* **TEXTAUSZUG**
====
Zielführend aus Sicht von Vorstandsmitglied Andreas Linsmeier auch: die Neuaufstellung der Infrastrukturgesellschaft mit der ENAG (Erms-Neckar-Bahn AG). Darin hat nun der Zweckverband Mehrheit und Sagen. Die ENAG allein sei für das Großprojekt »zu schwachbrüstig«. Auch, weil auf der anderen Seite des Tischs oft ein mächtiges Unternehmen steht: die Deutsche Bahn mit ihren auch aufgrund der vielen Einzelunternehmen oft »schwierigen Kommunikationswegen«.
»Sonntagsreden von Baubürgermeisterin Ulrike Hotz und Oberbürgermeisterin Barbara Bosch im Partyzelt am Westbahnhof«
Dicke Bretter galt es auch in Reutlingen zu bohren, wo lange Jahre die Reutlinger Stadtbahninitiative mitbohrte, mit der man später fusionierte. Jochen Gewecke erinnert sich an die "Sonntagsreden von Baubürgermeisterin Ulrike Hotz und ihrer Chefin Barbara Bosch im Partyzelt am Westbahnhof beim Event zu 150 Jahre Eisenbahn in Reutlingen. Legendär eine Pressekonferenz, mit der der Verein sich und das Projekt mal wieder ins Rampenlicht rückte und die in einen GEA-Artikel mit der markanten Überschrift "Der Bahnhof ist im Weg " mündete. "Danach kamen mit der Baubürgermeisterin und dem Abteilungsleiter der Stadtplanung gute Kontakte zustande", erzählt Gewecke grinsend. Und auch die konservativen Parteien im Gemeinderat hätten sich mit der Zeit "lernfähig gezeigt", fügt Elwert hinzu.
====
* **AUFLISTUNG**
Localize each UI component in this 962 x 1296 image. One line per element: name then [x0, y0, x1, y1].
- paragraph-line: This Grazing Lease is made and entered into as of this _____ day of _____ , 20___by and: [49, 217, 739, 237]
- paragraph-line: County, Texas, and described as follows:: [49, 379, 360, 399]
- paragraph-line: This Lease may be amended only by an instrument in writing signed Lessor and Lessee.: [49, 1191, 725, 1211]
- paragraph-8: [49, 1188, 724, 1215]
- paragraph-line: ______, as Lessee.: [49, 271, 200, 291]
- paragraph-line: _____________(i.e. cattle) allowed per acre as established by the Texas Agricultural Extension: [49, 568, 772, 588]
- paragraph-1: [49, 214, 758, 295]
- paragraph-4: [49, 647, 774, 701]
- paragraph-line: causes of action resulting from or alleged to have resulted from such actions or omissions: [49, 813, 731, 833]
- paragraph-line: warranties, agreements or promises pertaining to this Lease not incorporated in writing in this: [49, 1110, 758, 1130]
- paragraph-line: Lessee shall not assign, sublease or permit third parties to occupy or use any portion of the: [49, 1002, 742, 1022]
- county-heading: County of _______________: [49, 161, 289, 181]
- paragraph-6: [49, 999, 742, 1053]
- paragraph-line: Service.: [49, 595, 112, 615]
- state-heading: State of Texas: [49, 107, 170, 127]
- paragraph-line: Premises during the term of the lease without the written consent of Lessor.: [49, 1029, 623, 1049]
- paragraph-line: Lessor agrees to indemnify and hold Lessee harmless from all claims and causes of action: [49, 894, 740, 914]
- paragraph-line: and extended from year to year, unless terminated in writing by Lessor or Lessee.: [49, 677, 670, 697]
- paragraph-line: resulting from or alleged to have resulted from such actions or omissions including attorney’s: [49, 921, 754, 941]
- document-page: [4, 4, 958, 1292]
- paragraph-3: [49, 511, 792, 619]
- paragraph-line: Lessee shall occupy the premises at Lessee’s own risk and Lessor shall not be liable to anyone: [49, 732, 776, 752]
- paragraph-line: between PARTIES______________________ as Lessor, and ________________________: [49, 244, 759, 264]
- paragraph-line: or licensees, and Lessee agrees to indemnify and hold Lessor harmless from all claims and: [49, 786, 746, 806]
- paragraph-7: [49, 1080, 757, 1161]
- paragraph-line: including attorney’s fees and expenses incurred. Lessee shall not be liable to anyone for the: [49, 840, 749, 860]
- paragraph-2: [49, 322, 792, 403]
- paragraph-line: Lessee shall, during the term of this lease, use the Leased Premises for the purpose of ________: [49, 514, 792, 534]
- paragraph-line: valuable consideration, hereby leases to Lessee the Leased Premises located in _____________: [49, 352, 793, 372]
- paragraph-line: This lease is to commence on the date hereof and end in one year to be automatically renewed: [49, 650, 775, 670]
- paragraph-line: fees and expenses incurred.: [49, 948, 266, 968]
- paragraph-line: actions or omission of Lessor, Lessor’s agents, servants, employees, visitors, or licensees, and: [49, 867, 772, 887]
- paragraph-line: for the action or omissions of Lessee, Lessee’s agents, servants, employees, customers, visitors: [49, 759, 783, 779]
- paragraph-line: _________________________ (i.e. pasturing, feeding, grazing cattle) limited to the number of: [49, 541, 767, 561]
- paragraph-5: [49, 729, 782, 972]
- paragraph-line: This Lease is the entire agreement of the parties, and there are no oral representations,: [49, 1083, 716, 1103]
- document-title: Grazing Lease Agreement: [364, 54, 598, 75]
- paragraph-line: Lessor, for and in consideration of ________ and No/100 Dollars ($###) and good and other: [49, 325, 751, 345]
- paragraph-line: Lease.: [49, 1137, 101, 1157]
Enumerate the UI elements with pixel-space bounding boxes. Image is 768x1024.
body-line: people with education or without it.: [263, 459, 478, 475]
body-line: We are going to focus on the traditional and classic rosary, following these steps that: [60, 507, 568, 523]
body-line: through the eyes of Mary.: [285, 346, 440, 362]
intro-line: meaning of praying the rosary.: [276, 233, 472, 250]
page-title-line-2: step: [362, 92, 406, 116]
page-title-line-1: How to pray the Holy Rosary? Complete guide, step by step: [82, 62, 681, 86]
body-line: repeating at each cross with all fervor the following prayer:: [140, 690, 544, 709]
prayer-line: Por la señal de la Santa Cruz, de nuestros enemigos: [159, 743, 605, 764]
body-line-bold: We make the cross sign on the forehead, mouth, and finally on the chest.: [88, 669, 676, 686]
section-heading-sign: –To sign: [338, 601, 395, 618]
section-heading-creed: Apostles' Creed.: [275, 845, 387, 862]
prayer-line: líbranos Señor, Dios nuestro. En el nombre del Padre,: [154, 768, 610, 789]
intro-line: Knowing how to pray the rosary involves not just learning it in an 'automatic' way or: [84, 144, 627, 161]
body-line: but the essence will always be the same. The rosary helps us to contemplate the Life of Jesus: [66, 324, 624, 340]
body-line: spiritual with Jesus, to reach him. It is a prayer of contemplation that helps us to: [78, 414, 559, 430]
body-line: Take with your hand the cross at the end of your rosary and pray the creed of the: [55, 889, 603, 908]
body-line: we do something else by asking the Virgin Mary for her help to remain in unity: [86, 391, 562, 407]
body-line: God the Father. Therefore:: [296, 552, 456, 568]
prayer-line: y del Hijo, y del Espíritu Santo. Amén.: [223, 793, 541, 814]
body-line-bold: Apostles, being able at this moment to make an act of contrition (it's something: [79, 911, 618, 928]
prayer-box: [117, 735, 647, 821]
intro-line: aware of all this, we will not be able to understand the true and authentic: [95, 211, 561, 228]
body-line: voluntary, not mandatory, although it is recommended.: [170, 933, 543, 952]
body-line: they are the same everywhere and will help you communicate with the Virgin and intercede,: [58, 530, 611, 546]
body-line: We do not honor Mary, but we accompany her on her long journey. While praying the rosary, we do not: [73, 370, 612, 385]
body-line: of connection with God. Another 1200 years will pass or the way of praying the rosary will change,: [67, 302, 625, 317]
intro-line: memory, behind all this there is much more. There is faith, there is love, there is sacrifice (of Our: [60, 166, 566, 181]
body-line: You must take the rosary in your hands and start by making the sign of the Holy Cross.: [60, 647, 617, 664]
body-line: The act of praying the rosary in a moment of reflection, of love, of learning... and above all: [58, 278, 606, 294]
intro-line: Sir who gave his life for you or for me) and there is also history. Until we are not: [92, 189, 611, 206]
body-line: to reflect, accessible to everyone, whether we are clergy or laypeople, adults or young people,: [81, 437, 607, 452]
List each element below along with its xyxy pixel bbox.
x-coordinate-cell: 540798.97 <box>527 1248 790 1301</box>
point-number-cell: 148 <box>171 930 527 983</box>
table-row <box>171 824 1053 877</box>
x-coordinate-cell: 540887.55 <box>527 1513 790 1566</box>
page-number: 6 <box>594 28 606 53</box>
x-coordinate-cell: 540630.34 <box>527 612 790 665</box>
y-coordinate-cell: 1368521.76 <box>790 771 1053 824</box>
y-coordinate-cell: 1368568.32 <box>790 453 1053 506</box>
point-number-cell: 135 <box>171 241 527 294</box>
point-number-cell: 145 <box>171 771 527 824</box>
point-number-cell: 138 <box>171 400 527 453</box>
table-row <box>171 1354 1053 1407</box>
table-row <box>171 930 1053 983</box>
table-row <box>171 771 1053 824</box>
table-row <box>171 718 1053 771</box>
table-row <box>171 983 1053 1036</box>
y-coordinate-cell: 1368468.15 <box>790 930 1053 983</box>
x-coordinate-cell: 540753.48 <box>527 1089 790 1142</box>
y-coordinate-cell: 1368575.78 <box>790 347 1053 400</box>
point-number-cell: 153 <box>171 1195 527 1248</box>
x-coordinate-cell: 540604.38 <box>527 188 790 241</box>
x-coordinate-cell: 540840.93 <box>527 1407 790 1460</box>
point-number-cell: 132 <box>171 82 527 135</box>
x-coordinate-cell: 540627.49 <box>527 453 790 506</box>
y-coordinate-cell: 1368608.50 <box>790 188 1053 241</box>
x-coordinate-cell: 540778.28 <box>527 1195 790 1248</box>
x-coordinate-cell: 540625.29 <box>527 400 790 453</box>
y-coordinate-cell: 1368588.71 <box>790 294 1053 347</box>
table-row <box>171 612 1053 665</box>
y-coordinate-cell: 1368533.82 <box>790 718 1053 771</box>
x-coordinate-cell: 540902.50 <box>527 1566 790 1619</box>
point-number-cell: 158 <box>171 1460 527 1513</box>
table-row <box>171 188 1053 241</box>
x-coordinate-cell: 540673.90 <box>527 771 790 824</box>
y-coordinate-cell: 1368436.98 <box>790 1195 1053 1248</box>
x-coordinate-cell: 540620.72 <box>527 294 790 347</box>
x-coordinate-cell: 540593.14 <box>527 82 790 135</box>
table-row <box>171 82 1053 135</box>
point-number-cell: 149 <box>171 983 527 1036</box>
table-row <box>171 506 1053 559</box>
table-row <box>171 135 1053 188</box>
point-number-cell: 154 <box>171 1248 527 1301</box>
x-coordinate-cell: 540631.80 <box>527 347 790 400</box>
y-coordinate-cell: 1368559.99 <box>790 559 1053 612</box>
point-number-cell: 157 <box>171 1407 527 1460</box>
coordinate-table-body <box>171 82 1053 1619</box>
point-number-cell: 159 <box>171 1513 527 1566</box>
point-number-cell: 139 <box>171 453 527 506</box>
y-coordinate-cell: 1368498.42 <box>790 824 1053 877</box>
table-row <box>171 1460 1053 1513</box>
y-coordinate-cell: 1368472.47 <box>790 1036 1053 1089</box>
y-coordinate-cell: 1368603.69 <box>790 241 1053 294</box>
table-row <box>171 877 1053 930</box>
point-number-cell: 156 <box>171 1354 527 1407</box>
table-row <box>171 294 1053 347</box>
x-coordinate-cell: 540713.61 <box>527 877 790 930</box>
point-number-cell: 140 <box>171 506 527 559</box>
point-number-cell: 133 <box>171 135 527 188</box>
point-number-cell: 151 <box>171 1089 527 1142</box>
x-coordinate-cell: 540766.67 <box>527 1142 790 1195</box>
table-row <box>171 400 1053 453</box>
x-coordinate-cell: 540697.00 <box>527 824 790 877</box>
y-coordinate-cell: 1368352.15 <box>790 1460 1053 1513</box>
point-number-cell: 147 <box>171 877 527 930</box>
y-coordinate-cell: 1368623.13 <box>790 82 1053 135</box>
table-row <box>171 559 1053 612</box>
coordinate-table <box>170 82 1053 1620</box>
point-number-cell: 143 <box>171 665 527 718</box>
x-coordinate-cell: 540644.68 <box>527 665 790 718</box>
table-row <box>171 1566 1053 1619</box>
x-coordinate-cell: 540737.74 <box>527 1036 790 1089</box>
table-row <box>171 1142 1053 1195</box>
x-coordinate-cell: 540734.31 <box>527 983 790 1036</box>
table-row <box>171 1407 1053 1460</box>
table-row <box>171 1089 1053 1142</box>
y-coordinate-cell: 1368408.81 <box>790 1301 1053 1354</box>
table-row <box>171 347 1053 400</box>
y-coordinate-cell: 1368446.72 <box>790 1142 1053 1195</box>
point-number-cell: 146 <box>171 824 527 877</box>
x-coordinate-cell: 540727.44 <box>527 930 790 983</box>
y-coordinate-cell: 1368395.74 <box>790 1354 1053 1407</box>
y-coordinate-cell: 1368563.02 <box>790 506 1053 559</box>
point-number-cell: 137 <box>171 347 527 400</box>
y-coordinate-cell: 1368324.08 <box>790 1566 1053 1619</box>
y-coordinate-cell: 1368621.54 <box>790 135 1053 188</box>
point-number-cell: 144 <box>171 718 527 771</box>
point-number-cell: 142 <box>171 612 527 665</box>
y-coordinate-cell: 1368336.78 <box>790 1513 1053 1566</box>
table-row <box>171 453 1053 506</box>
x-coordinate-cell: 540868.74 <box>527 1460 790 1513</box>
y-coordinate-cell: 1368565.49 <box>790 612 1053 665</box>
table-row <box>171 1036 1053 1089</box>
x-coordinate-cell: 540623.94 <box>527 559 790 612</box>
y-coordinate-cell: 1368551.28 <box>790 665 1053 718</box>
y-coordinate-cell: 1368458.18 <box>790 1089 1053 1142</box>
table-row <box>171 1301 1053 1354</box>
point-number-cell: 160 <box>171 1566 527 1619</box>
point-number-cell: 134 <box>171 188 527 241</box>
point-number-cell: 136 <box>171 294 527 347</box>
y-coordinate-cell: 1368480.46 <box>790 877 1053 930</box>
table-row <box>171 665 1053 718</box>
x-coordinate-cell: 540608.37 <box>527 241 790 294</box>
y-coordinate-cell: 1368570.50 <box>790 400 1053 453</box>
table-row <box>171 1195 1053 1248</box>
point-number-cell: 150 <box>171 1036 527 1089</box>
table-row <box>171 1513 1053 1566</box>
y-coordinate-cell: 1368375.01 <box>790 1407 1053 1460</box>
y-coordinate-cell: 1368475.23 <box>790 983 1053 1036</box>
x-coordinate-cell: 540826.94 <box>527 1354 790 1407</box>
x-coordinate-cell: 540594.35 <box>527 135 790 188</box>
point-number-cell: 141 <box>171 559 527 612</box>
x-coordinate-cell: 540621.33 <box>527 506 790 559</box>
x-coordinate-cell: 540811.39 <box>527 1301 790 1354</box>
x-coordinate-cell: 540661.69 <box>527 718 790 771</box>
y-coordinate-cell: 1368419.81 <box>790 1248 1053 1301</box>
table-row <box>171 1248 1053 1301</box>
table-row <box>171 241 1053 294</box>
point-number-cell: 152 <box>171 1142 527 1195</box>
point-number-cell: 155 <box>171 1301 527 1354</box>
====
Stimmen die folgenden Aussagen mit dem Textauszug überein? Antworten Sie zu jeder Aussage mit Ja oder Nein und zitieren Sie wörtlich die Worte des Textauszugs, die den Ausschlag geben.
1. In der neu aufgestellten Infrastrukturgesellschaft hat der Zweckverband die Mehrheit.
2. Dem Textauszug zufolge ist die ENAG allein dem Großprojekt gewachsen.
3. Mit der Reutlinger Stadtbahninitiative kam es später zu einer Fusion.

1. Ja: „Darin hat nun der Zweckverband Mehrheit und Sagen.“
2. Nein: „Die ENAG allein sei für das Großprojekt »zu schwachbrüstig«.“
3. Ja: „wo lange Jahre die Reutlinger Stadtbahninitiative mitbohrte, mit der man später fusionierte“